_Region and label listings_:
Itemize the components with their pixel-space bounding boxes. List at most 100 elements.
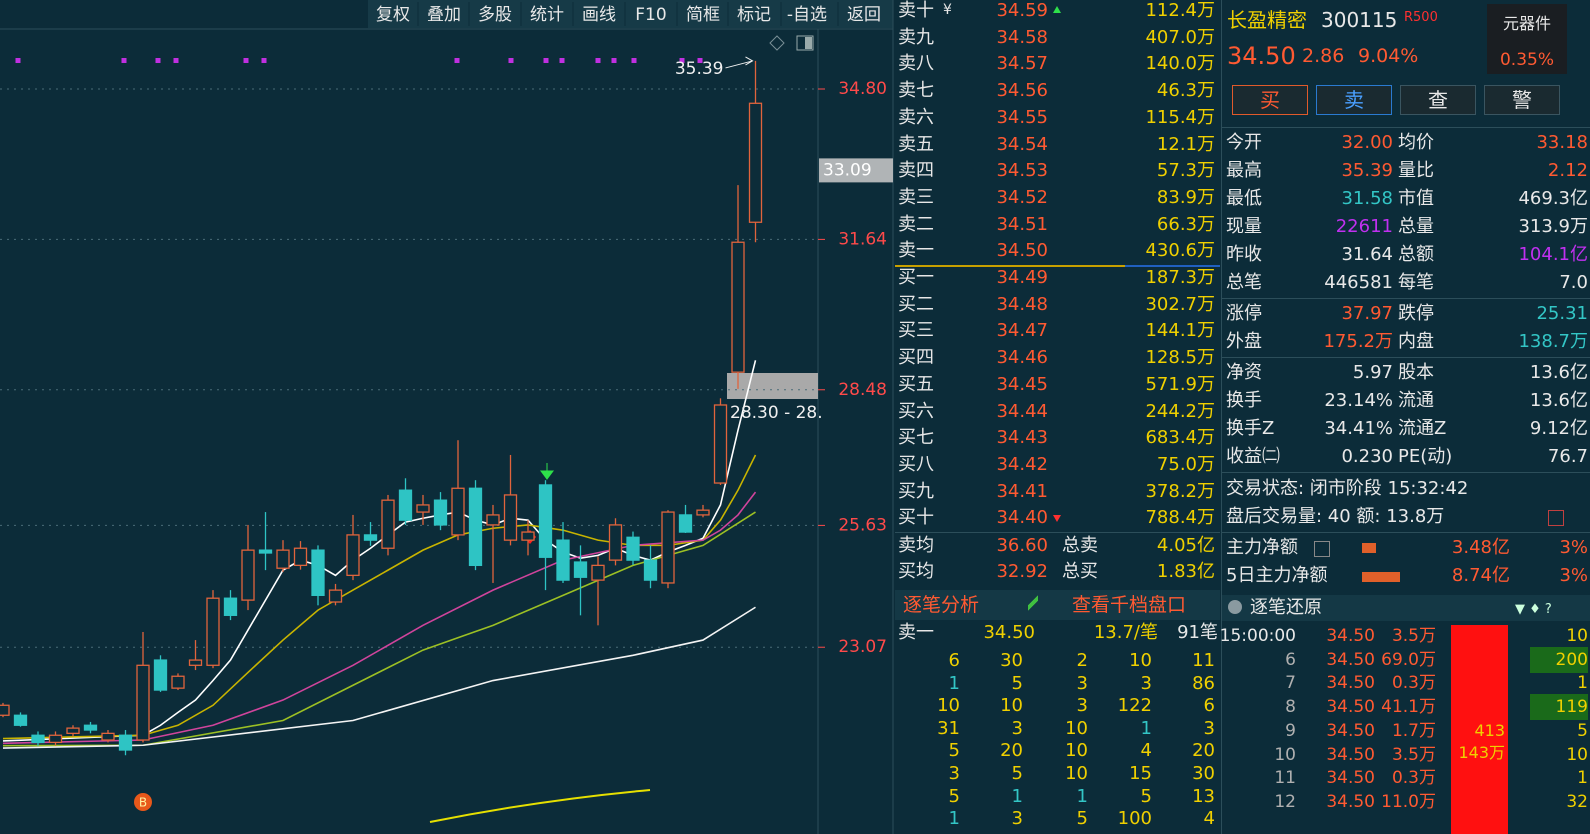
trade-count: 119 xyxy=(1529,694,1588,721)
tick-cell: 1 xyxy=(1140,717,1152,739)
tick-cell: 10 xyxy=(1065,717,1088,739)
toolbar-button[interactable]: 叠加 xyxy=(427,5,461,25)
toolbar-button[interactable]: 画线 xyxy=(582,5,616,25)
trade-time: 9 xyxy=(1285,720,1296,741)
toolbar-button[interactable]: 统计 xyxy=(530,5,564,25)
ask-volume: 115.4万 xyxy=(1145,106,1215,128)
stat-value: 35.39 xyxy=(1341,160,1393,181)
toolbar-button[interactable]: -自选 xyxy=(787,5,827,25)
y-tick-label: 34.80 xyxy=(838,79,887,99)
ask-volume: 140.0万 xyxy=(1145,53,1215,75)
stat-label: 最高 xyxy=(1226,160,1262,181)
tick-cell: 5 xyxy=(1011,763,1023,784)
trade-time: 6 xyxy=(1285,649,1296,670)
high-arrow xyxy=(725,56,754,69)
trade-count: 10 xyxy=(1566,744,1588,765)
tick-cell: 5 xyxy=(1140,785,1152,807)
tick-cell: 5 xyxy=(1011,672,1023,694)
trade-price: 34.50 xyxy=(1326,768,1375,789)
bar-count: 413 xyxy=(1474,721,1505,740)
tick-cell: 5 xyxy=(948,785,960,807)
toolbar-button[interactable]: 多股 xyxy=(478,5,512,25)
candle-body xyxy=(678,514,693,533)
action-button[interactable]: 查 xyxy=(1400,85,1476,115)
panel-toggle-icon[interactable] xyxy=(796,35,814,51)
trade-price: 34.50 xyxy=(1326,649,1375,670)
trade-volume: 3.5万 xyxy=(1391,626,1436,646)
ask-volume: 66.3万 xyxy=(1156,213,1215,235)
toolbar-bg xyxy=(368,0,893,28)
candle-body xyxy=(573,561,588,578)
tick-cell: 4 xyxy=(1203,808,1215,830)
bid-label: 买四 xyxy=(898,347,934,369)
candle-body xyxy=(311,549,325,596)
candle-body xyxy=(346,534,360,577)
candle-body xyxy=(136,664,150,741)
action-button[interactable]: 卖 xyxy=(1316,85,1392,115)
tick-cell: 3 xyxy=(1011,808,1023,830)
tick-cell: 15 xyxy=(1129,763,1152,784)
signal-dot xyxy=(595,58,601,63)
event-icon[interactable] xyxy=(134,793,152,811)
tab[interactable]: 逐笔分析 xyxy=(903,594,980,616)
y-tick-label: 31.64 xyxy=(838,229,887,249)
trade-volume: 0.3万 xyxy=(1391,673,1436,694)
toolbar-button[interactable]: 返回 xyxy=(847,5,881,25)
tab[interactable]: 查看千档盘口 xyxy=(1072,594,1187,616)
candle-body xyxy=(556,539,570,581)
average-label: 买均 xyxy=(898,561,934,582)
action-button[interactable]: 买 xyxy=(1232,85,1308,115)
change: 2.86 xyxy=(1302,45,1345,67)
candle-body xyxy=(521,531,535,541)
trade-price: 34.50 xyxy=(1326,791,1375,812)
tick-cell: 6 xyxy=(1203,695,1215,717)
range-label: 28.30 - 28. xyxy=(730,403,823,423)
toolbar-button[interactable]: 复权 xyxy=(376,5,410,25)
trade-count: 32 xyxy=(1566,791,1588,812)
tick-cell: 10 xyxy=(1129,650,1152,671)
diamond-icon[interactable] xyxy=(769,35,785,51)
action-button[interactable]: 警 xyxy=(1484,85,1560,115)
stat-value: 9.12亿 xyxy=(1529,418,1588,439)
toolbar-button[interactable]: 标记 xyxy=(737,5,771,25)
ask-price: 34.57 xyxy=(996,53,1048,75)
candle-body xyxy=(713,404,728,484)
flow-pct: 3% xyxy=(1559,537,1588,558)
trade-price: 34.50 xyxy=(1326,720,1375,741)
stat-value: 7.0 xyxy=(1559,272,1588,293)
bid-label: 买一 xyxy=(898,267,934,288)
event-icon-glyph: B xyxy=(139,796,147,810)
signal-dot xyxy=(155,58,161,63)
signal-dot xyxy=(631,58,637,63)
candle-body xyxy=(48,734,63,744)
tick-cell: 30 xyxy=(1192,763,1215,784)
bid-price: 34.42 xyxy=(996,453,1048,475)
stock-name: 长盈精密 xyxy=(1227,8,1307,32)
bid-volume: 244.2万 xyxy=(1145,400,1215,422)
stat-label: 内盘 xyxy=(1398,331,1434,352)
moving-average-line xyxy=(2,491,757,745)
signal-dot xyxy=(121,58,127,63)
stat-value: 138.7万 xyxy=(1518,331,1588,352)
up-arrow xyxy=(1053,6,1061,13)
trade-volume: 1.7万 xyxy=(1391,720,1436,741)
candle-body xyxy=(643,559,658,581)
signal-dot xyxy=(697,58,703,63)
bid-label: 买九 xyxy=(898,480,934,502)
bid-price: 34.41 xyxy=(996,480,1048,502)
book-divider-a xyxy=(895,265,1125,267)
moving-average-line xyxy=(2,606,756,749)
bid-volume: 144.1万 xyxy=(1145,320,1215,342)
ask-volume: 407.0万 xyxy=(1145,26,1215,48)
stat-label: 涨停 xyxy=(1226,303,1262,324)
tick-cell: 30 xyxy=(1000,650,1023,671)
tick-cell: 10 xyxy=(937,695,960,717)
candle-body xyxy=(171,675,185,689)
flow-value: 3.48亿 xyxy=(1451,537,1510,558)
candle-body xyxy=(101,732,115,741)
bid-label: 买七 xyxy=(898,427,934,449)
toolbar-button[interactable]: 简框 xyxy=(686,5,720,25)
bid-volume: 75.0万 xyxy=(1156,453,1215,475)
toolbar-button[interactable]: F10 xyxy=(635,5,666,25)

_DIRECTION_:
Format the part of the items that opens with the line containing "trade-count: 119 xyxy=(1529,694,1588,721)" and closes with the line containing "trade-price: 34.50 xyxy=(1326,791,1375,812)" as a Markdown table with columns named Row and Line, leaving out any blank lines.

_CORRECT ANSWER_:
| Row | Line |
|---|---|
| 1 | trade-count: 119 xyxy=(1529,694,1588,721) |
| 2 | tick-cell: 1 xyxy=(1140,717,1152,739) |
| 3 | tick-cell: 10 xyxy=(1065,717,1088,739) |
| 4 | toolbar-button[interactable]: 叠加 xyxy=(427,5,461,25) |
| 5 | toolbar-button[interactable]: 画线 xyxy=(582,5,616,25) |
| 6 | trade-time: 9 xyxy=(1285,720,1296,741) |
| 7 | toolbar-button[interactable]: 统计 xyxy=(530,5,564,25) |
| 8 | ask-volume: 115.4万 xyxy=(1145,106,1215,128) |
| 9 | stat-value: 35.39 xyxy=(1341,160,1393,181) |
| 10 | toolbar-button[interactable]: -自选 xyxy=(787,5,827,25) |
| 11 | y-tick-label: 34.80 xyxy=(838,79,887,99) |
| 12 | ask-volume: 140.0万 xyxy=(1145,53,1215,75) |
| 13 | stat-label: 最高 xyxy=(1226,160,1262,181) |
| 14 | tick-cell: 5 xyxy=(1011,763,1023,784) |
| 15 | trade-time: 6 xyxy=(1285,649,1296,670) |
| 16 | high-arrow xyxy=(725,56,754,69) |
| 17 | trade-count: 10 xyxy=(1566,744,1588,765) |
| 18 | tick-cell: 5 xyxy=(1140,785,1152,807) |
| 19 | tick-cell: 5 xyxy=(1011,672,1023,694) |
| 20 | trade-price: 34.50 xyxy=(1326,768,1375,789) |
| 21 | bar-count: 413 xyxy=(1474,721,1505,740) |
| 22 | tick-cell: 5 xyxy=(948,785,960,807) |
| 23 | toolbar-button[interactable]: 多股 xyxy=(478,5,512,25) |
| 24 | candle-body xyxy=(678,514,693,533) |
| 25 | action-button[interactable]: 查 xyxy=(1400,85,1476,115) |
| 26 | panel-toggle-icon[interactable] xyxy=(796,35,814,51) |
| 27 | trade-price: 34.50 xyxy=(1326,649,1375,670) |
| 28 | trade-volume: 3.5万 xyxy=(1391,626,1436,646) |
| 29 | ask-volume: 66.3万 xyxy=(1156,213,1215,235) |
| 30 | toolbar-bg xyxy=(368,0,893,28) |
| 31 | candle-body xyxy=(573,561,588,578) |
| 32 | tick-cell: 4 xyxy=(1203,808,1215,830) |
| 33 | bid-label: 买四 xyxy=(898,347,934,369) |
| 34 | candle-body xyxy=(311,549,325,596) |
| 35 | candle-body xyxy=(346,534,360,577) |
| 36 | candle-body xyxy=(136,664,150,741) |
| 37 | action-button[interactable]: 卖 xyxy=(1316,85,1392,115) |
| 38 | tick-cell: 3 xyxy=(1011,808,1023,830) |
| 39 | tick-cell: 15 xyxy=(1129,763,1152,784) |
| 40 | signal-dot xyxy=(595,58,601,63) |
| 41 | event-icon[interactable] xyxy=(134,793,152,811) |
| 42 | tab[interactable]: 逐笔分析 xyxy=(903,594,980,616) |
| 43 | y-tick-label: 31.64 xyxy=(838,229,887,249) |
| 44 | trade-volume: 0.3万 xyxy=(1391,673,1436,694) |
| 45 | toolbar-button[interactable]: 返回 xyxy=(847,5,881,25) |
| 46 | tab[interactable]: 查看千档盘口 xyxy=(1072,594,1187,616) |
| 47 | candle-body xyxy=(556,539,570,581) |
| 48 | average-label: 买均 xyxy=(898,561,934,582) |
| 49 | action-button[interactable]: 买 xyxy=(1232,85,1308,115) |
| 50 | change: 2.86 xyxy=(1302,45,1345,67) |
| 51 | candle-body xyxy=(521,531,535,541) |
| 52 | trade-price: 34.50 xyxy=(1326,791,1375,812) |